Your task
Reproduce the stretch from the line containing "Point (230, 133, 241, 139)" through the line containing "Text: 14:13: 14:13 (120, 48, 141, 73)", switching "Point" to "Marker" and leaving everything else in those lines unchanged.

Layout records
....................
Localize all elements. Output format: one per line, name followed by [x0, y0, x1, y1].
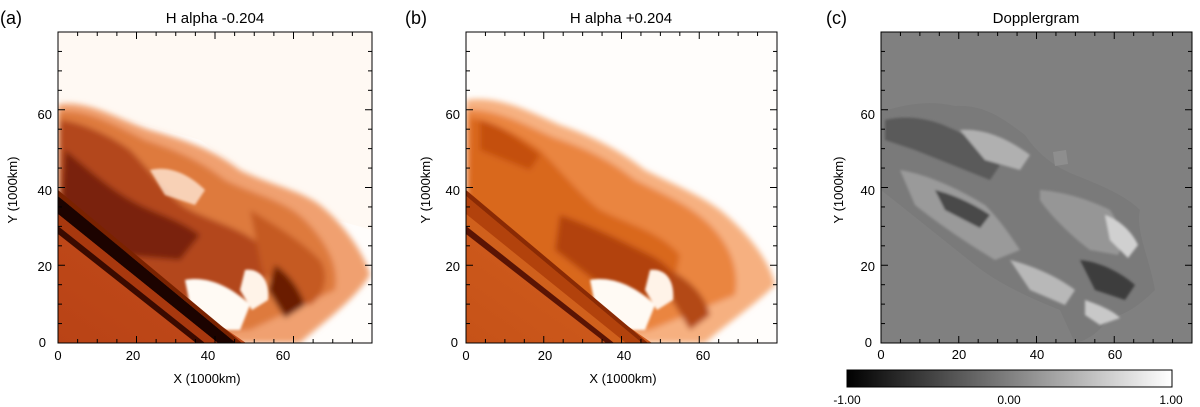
x-tick-label-c-3: 60 — [1108, 347, 1122, 362]
ticks-b — [465, 32, 777, 344]
tick-labels-b: 0 20 40 60 0 20 40 60 — [446, 107, 711, 363]
panel-label-b: (b) — [405, 8, 427, 28]
image-c — [881, 32, 1192, 343]
image-a — [58, 32, 372, 343]
x-tick-label-a-0: 0 — [54, 348, 61, 363]
y-tick-label-b-2: 40 — [446, 183, 460, 198]
x-tick-label-b-2: 40 — [617, 348, 631, 363]
y-tick-label-a-1: 20 — [38, 259, 52, 274]
x-tick-label-c-2: 40 — [1030, 347, 1044, 362]
panel-title-a: H alpha -0.204 — [166, 10, 264, 27]
colorbar-tick-label-mid: 0.00 — [997, 393, 1021, 407]
x-tick-label-b-0: 0 — [462, 348, 469, 363]
x-tick-label-a-2: 40 — [201, 348, 215, 363]
ticks-a — [57, 32, 372, 344]
y-axis-label-b: Y (1000km) — [418, 157, 433, 224]
panel-b: (b) H alpha +0.204 0 — [405, 8, 778, 386]
x-axis-label-a: X (1000km) — [173, 371, 240, 386]
y-tick-label-a-0: 0 — [39, 335, 46, 350]
panel-label-c: (c) — [826, 8, 847, 28]
y-tick-label-a-3: 60 — [38, 107, 52, 122]
panel-c: (c) Dopplergram 0 20 4 — [826, 8, 1193, 407]
x-tick-label-b-3: 60 — [696, 348, 710, 363]
y-tick-label-c-0: 0 — [865, 335, 872, 350]
colorbar-tick-label-min: -1.00 — [833, 393, 861, 407]
x-axis-label-b: X (1000km) — [589, 371, 656, 386]
y-tick-label-c-3: 60 — [861, 107, 875, 122]
y-tick-label-b-3: 60 — [446, 107, 460, 122]
x-tick-label-a-3: 60 — [276, 348, 290, 363]
colorbar-gradient — [846, 369, 1173, 388]
ticks-c — [880, 32, 1192, 344]
y-tick-label-c-2: 40 — [861, 183, 875, 198]
panel-a: (a) H alpha -0.204 — [0, 8, 373, 386]
y-tick-label-b-1: 20 — [446, 259, 460, 274]
panel-title-b: H alpha +0.204 — [570, 10, 672, 27]
y-axis-label-c: Y (1000km) — [831, 157, 846, 224]
panel-label-a: (a) — [0, 8, 22, 28]
x-tick-label-a-1: 20 — [126, 348, 140, 363]
y-axis-label-a: Y (1000km) — [5, 157, 20, 224]
panel-title-c: Dopplergram — [993, 10, 1080, 27]
y-tick-label-c-1: 20 — [861, 259, 875, 274]
x-tick-label-c-0: 0 — [877, 347, 884, 362]
y-tick-label-b-0: 0 — [451, 335, 458, 350]
image-b — [466, 32, 777, 343]
y-tick-label-a-2: 40 — [38, 183, 52, 198]
colorbar: -1.00 0.00 1.00 — [833, 369, 1183, 407]
colorbar-tick-label-max: 1.00 — [1159, 393, 1183, 407]
tick-labels-a: 0 20 40 60 0 20 40 60 — [38, 107, 291, 363]
x-tick-label-c-1: 20 — [952, 347, 966, 362]
tick-labels-c: 0 20 40 60 0 20 40 60 — [861, 107, 1123, 362]
x-tick-label-b-1: 20 — [538, 348, 552, 363]
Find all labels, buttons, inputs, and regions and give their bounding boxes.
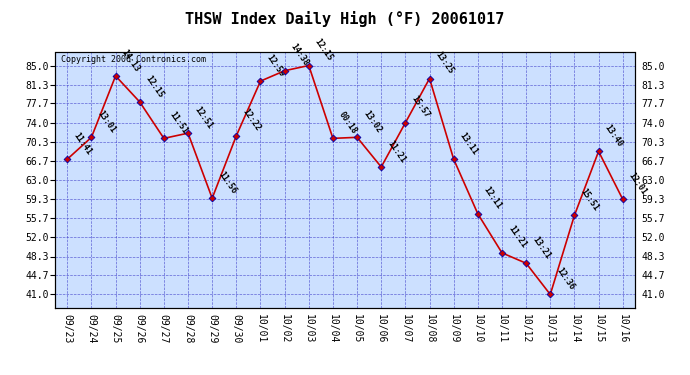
Point (230, 133, 241, 139)
Point (424, 75, 435, 81)
Text: 12:51: 12:51 (193, 105, 214, 130)
Text: 11:41: 11:41 (72, 131, 93, 156)
Text: 13:25: 13:25 (434, 50, 455, 76)
Text: 13:02: 13:02 (362, 109, 383, 135)
Text: 13:11: 13:11 (458, 131, 480, 156)
Point (279, 68, 290, 74)
Point (62, 156, 73, 162)
Text: Copyright 2006 Contronics.com: Copyright 2006 Contronics.com (61, 55, 206, 64)
Point (448, 156, 459, 162)
Point (327, 135, 338, 141)
Text: 13:40: 13:40 (603, 123, 624, 148)
Text: 15:57: 15:57 (410, 94, 431, 120)
Text: 11:21: 11:21 (386, 139, 407, 164)
Point (110, 73, 121, 79)
Text: 12:01: 12:01 (627, 171, 649, 196)
Text: 12:11: 12:11 (482, 185, 504, 211)
Text: 12:22: 12:22 (241, 107, 262, 133)
Point (472, 211, 483, 217)
Text: THSW Index Daily High (°F) 20061017: THSW Index Daily High (°F) 20061017 (186, 11, 504, 27)
Text: 12:36: 12:36 (555, 266, 576, 292)
Text: 15:51: 15:51 (579, 187, 600, 213)
Point (182, 130, 193, 136)
Text: 13:01: 13:01 (96, 109, 117, 135)
Point (520, 260, 531, 266)
Text: 14:13: 14:13 (120, 48, 141, 73)
Text: 12:15: 12:15 (313, 37, 335, 63)
Point (351, 134, 363, 140)
Point (303, 63, 314, 69)
Point (158, 135, 169, 141)
Point (569, 212, 580, 218)
Point (134, 99, 145, 105)
Text: 11:51: 11:51 (168, 110, 190, 136)
Point (375, 164, 386, 170)
Text: 11:56: 11:56 (217, 170, 238, 195)
Point (86, 134, 97, 140)
Point (206, 195, 217, 201)
Point (496, 250, 507, 256)
Text: 12:59: 12:59 (265, 53, 286, 78)
Text: 13:21: 13:21 (531, 235, 552, 261)
Point (617, 196, 628, 202)
Text: 14:38: 14:38 (289, 42, 311, 68)
Text: 00:18: 00:18 (337, 110, 359, 136)
Text: 11:21: 11:21 (506, 225, 528, 250)
Point (544, 291, 555, 297)
Point (593, 148, 604, 154)
Point (400, 120, 411, 126)
Point (255, 78, 266, 84)
Text: 12:15: 12:15 (144, 74, 166, 99)
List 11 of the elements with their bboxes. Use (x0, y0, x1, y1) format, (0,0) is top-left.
....................
Written answer
Marker (230, 133, 241, 139)
Marker (424, 75, 435, 81)
Text: 12:51: 12:51 (193, 105, 214, 130)
Text: 11:41: 11:41 (72, 131, 93, 156)
Text: 13:25: 13:25 (434, 50, 455, 76)
Text: 13:02: 13:02 (362, 109, 383, 135)
Text: 13:11: 13:11 (458, 131, 480, 156)
Marker (279, 68, 290, 74)
Marker (62, 156, 73, 162)
Text: Copyright 2006 Contronics.com: Copyright 2006 Contronics.com (61, 55, 206, 64)
Marker (448, 156, 459, 162)
Marker (327, 135, 338, 141)
Text: 13:40: 13:40 (603, 123, 624, 148)
Text: 15:57: 15:57 (410, 94, 431, 120)
Text: 11:21: 11:21 (386, 139, 407, 164)
Marker (110, 73, 121, 79)
Text: 12:01: 12:01 (627, 171, 649, 196)
Text: 12:11: 12:11 (482, 185, 504, 211)
Text: 12:22: 12:22 (241, 107, 262, 133)
Marker (472, 211, 483, 217)
Text: THSW Index Daily High (°F) 20061017: THSW Index Daily High (°F) 20061017 (186, 11, 504, 27)
Text: 12:36: 12:36 (555, 266, 576, 292)
Text: 15:51: 15:51 (579, 187, 600, 213)
Marker (182, 130, 193, 136)
Text: 13:01: 13:01 (96, 109, 117, 135)
Marker (520, 260, 531, 266)
Text: 14:13: 14:13 (120, 48, 141, 73)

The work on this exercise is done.